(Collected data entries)
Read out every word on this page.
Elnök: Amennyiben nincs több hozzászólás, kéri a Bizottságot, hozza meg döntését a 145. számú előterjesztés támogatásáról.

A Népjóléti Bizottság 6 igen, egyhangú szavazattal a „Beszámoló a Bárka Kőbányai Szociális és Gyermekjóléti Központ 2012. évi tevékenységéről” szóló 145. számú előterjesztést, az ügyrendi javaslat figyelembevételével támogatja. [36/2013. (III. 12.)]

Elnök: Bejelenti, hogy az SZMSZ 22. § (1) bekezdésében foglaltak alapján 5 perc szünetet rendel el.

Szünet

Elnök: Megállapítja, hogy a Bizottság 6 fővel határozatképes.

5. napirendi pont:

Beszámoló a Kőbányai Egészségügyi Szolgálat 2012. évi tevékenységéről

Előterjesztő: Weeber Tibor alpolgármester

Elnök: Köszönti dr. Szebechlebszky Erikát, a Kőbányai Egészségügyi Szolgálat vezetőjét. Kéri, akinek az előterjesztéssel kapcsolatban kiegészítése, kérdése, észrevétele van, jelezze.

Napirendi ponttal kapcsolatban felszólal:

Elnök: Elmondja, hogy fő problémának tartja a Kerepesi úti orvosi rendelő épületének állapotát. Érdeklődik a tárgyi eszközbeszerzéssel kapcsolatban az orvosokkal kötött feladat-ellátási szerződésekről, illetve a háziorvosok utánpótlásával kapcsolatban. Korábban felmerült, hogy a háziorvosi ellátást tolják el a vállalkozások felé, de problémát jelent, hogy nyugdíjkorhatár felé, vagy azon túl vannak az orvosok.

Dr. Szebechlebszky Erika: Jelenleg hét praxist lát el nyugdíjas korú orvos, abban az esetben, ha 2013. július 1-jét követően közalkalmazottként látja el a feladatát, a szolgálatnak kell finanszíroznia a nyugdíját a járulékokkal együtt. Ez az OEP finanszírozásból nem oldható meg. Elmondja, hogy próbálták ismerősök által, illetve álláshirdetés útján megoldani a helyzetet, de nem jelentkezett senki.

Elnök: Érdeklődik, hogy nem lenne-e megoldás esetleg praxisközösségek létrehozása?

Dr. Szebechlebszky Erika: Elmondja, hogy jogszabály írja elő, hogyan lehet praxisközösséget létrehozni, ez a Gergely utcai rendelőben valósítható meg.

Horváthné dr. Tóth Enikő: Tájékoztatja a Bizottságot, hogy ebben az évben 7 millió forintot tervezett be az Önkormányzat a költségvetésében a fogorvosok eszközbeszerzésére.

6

--

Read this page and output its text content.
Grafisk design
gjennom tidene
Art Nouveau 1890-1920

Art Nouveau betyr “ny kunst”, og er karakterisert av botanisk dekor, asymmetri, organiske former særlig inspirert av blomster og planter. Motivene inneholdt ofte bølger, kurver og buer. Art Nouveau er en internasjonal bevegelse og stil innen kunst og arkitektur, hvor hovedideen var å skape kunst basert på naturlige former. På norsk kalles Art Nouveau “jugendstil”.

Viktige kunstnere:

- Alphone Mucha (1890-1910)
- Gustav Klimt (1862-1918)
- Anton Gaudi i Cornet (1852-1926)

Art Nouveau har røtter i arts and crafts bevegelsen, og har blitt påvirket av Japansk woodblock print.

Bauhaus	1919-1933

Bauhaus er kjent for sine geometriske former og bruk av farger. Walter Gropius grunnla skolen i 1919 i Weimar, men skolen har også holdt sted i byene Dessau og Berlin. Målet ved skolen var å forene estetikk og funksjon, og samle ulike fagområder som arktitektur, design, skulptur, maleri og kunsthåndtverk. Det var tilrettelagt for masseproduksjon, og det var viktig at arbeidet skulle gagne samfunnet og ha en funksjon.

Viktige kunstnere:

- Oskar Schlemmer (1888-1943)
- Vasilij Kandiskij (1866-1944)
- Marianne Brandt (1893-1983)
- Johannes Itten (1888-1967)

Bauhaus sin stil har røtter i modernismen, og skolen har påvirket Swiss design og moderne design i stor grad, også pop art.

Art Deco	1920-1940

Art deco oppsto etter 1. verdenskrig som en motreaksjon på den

* _Given exercise_:
Locate the word "design" in the records above, and return each line that has it.

* _Expected answer_:
Grafisk design
Bauhaus er kjent for sine geometriske former og bruk av farger. Walter Gropius grunnla skolen i 1919 i Weimar, men skolen har også holdt sted i byene Dessau og Berlin. Målet ved skolen var å forene estetikk og funksjon, og samle ulike fagområder som arktitektur, design, skulptur, maleri og kunsthåndtverk. Det var tilrettelagt for masseproduksjon, og det var viktig at arbeidet skulle gagne samfunnet og ha en funksjon.
Bauhaus sin stil har røtter i modernismen, og skolen har påvirket Swiss design og moderne design i stor grad, også pop art.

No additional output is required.